## Material for the task
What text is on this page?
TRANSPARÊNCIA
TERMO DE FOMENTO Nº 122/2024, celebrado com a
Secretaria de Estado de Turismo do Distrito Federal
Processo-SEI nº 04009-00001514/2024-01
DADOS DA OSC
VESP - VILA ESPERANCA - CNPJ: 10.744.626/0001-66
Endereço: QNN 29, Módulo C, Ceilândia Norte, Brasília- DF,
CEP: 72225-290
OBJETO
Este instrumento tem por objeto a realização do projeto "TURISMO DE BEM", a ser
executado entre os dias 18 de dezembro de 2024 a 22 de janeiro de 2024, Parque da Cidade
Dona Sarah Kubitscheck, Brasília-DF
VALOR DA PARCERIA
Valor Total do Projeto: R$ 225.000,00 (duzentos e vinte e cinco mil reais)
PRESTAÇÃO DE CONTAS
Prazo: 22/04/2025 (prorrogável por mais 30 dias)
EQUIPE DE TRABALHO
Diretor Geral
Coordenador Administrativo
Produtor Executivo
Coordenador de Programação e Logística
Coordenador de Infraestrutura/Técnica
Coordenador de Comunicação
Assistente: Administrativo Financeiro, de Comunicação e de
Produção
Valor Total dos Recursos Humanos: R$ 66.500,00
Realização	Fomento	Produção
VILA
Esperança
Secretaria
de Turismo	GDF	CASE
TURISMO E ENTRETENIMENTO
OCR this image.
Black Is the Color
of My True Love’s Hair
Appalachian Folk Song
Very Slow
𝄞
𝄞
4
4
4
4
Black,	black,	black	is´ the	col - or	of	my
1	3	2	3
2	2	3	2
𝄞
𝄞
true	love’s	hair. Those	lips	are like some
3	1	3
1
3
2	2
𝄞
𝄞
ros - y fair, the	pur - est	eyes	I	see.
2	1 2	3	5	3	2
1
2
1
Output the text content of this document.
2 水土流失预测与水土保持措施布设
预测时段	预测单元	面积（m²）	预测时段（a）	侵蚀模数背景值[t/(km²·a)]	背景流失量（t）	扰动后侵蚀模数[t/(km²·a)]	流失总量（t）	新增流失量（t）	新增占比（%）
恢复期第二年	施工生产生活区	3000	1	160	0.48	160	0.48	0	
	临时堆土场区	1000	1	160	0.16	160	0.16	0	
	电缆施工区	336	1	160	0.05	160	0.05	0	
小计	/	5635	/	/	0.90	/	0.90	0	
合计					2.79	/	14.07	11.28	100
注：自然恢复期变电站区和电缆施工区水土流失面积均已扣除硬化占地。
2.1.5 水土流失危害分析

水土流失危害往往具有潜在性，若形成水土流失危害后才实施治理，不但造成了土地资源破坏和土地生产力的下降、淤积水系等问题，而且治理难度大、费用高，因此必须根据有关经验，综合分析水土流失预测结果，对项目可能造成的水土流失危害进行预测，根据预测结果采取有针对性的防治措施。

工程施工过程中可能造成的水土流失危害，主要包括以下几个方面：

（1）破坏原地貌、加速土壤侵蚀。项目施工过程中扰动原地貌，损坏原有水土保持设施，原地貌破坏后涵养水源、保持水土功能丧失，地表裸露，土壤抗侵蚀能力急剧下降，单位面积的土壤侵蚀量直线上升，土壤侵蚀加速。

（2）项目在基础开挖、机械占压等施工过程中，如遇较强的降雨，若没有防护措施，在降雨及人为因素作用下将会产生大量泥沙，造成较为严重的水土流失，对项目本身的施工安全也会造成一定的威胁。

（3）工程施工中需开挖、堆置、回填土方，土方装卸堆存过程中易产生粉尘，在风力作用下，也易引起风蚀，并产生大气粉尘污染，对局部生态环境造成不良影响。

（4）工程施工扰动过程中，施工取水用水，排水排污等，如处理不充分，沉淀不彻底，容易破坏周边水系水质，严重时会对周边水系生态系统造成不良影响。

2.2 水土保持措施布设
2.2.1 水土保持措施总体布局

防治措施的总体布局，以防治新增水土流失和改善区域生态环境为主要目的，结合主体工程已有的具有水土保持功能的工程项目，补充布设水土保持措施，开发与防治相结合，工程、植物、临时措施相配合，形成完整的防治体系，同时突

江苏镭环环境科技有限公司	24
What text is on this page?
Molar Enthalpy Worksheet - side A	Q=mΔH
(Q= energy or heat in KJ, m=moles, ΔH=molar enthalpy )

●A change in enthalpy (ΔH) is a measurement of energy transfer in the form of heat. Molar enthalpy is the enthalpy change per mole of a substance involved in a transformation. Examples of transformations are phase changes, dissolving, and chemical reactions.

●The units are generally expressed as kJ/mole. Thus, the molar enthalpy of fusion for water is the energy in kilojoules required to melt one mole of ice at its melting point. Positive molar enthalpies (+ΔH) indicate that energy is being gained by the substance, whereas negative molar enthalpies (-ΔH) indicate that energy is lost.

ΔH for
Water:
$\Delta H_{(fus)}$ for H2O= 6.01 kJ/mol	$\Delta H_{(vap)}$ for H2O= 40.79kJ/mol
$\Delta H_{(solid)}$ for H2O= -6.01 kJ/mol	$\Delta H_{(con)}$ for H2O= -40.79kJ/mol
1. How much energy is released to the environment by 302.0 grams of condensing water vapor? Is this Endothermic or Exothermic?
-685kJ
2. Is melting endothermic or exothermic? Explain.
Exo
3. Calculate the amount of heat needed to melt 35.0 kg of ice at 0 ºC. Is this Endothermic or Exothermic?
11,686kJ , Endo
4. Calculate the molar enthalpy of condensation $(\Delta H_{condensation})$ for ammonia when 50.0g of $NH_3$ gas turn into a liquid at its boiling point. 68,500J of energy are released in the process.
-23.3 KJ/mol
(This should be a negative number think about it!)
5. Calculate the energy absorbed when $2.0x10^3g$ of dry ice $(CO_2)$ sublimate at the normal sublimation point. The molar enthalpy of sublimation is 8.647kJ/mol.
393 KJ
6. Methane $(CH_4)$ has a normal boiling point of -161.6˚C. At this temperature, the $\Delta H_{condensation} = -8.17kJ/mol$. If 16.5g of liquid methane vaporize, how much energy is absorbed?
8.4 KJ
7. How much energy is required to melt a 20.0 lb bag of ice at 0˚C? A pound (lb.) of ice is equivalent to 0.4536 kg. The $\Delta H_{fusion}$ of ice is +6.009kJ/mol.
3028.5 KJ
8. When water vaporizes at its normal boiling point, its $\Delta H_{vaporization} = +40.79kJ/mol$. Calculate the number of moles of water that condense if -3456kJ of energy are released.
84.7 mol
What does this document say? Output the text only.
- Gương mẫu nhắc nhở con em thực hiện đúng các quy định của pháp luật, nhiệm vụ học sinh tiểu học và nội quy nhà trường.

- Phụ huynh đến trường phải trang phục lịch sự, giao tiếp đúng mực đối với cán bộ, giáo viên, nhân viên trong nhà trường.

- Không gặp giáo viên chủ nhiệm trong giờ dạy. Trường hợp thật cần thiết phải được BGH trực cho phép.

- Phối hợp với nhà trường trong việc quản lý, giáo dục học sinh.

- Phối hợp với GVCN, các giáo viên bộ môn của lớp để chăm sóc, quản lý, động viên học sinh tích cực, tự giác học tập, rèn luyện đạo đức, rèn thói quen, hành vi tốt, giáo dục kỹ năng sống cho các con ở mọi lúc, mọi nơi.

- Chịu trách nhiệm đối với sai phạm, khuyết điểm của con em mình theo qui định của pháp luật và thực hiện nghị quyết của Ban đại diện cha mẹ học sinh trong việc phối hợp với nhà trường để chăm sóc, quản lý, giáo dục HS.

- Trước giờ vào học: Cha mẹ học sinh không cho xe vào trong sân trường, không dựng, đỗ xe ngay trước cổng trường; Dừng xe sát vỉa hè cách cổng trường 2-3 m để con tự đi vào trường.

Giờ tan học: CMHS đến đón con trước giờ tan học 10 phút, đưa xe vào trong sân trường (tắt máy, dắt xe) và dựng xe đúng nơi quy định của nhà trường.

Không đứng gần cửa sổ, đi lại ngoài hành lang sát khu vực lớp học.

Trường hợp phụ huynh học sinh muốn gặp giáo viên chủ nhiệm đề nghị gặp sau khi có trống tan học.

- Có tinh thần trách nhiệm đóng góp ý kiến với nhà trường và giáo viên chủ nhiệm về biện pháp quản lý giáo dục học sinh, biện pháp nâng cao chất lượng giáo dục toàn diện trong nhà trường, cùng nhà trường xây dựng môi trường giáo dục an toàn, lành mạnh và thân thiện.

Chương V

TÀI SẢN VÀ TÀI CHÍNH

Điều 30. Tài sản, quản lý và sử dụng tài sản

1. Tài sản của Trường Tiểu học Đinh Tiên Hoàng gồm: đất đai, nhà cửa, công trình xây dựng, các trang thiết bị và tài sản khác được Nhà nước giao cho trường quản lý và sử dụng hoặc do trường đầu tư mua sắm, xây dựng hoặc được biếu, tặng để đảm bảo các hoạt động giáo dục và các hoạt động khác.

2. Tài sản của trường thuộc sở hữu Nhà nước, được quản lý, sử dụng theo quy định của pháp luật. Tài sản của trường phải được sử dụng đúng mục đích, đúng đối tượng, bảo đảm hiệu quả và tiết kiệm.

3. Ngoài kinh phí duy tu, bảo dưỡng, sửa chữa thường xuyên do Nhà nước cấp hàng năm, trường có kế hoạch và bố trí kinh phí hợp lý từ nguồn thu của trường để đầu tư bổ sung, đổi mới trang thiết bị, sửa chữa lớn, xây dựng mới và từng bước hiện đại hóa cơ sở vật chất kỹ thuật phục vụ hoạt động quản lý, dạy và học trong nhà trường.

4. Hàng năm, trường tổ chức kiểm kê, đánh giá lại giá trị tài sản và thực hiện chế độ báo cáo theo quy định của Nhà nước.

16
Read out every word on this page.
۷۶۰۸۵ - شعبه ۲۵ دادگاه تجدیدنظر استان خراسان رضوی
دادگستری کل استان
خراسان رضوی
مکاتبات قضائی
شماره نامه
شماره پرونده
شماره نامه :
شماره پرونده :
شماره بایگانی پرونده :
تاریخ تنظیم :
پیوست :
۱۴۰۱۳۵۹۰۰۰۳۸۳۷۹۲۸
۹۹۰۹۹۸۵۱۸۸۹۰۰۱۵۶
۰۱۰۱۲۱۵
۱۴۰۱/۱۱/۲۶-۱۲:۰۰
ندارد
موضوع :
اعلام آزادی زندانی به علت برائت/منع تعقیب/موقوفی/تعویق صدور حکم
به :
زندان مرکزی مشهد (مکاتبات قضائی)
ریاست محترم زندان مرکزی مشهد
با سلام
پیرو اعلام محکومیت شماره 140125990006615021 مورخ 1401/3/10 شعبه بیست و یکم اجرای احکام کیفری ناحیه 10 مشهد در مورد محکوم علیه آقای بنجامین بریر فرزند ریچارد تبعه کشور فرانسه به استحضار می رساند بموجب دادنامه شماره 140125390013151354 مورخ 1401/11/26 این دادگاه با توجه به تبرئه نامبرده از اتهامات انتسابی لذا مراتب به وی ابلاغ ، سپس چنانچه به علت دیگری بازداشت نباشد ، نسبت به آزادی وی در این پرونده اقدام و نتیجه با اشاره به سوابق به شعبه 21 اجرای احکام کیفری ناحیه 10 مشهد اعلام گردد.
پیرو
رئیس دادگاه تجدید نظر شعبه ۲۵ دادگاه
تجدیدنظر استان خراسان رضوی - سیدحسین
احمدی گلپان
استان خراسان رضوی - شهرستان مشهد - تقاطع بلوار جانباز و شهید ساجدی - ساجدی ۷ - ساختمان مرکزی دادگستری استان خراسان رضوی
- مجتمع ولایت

## Direction
Find each line in the records holding the string "شعبه" and show it.

## Completed task
۷۶۰۸۵ - شعبه ۲۵ دادگاه تجدیدنظر استان خراسان رضوی
پیرو اعلام محکومیت شماره 140125990006615021 مورخ 1401/3/10 شعبه بیست و یکم اجرای احکام کیفری ناحیه 10 مشهد در مورد محکوم علیه آقای بنجامین بریر فرزند ریچارد تبعه کشور فرانسه به استحضار می رساند بموجب دادنامه شماره 140125390013151354 مورخ 1401/11/26 این دادگاه با توجه به تبرئه نامبرده از اتهامات انتسابی لذا مراتب به وی ابلاغ ، سپس چنانچه به علت دیگری بازداشت نباشد ، نسبت به آزادی وی در این پرونده اقدام و نتیجه با اشاره به سوابق به شعبه 21 اجرای احکام کیفری ناحیه 10 مشهد اعلام گردد.
رئیس دادگاه تجدید نظر شعبه ۲۵ دادگاه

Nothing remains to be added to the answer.